╔══

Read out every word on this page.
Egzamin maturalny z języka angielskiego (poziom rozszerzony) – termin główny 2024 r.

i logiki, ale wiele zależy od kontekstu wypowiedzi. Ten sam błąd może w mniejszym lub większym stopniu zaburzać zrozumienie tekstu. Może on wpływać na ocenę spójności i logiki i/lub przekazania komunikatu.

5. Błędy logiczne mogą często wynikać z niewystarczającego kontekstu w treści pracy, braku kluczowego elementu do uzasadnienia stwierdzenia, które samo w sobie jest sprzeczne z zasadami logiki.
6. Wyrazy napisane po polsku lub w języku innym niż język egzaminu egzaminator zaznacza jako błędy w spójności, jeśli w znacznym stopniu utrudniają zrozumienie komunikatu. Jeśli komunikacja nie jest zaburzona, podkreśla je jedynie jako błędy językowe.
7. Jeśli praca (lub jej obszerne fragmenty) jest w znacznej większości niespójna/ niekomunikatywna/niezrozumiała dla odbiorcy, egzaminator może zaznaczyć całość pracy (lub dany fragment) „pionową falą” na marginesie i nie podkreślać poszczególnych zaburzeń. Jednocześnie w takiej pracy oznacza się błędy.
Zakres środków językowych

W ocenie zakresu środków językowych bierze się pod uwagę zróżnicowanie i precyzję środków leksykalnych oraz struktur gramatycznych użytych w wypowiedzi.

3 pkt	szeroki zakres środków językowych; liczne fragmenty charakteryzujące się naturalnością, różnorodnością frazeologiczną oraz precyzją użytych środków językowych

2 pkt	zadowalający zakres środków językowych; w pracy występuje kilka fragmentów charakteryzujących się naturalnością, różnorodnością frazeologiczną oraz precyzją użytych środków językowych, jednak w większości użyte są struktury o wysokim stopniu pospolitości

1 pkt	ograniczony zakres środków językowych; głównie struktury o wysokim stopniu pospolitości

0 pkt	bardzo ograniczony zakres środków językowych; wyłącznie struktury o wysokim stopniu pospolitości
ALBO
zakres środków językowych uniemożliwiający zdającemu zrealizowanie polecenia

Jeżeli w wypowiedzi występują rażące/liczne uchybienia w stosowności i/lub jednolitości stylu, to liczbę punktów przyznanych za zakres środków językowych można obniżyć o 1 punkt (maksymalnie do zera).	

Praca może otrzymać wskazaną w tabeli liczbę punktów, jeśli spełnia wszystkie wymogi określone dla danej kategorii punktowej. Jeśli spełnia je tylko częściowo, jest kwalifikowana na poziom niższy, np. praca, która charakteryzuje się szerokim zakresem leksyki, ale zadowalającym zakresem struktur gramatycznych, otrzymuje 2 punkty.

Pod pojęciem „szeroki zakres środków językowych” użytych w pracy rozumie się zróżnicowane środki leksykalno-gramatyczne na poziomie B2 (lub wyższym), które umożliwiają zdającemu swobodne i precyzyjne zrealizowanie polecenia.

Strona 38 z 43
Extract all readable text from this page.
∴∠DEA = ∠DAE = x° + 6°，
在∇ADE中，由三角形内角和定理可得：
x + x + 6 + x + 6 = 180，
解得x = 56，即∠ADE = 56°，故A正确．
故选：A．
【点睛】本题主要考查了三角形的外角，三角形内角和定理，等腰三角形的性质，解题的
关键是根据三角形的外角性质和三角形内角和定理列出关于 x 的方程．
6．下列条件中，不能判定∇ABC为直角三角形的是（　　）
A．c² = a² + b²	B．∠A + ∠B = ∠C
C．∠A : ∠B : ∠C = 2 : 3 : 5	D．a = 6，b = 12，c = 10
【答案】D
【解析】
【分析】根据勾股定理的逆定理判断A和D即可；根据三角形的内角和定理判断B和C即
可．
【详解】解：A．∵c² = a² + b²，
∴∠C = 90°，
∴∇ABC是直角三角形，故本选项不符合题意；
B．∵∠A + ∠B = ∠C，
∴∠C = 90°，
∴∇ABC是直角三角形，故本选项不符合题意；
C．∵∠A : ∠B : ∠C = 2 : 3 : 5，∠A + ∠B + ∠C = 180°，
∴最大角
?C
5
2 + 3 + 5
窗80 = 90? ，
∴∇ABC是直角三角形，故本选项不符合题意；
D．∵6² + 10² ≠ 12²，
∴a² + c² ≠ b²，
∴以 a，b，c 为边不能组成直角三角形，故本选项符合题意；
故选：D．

╚══

What you are asked to do: Looking at the data above, show all lines where the word "polecenia" occurs.

Correct answer:
zakres środków językowych uniemożliwiający zdającemu zrealizowanie polecenia
Pod pojęciem „szeroki zakres środków językowych” użytych w pracy rozumie się zróżnicowane środki leksykalno-gramatyczne na poziomie B2 (lub wyższym), które umożliwiają zdającemu swobodne i precyzyjne zrealizowanie polecenia.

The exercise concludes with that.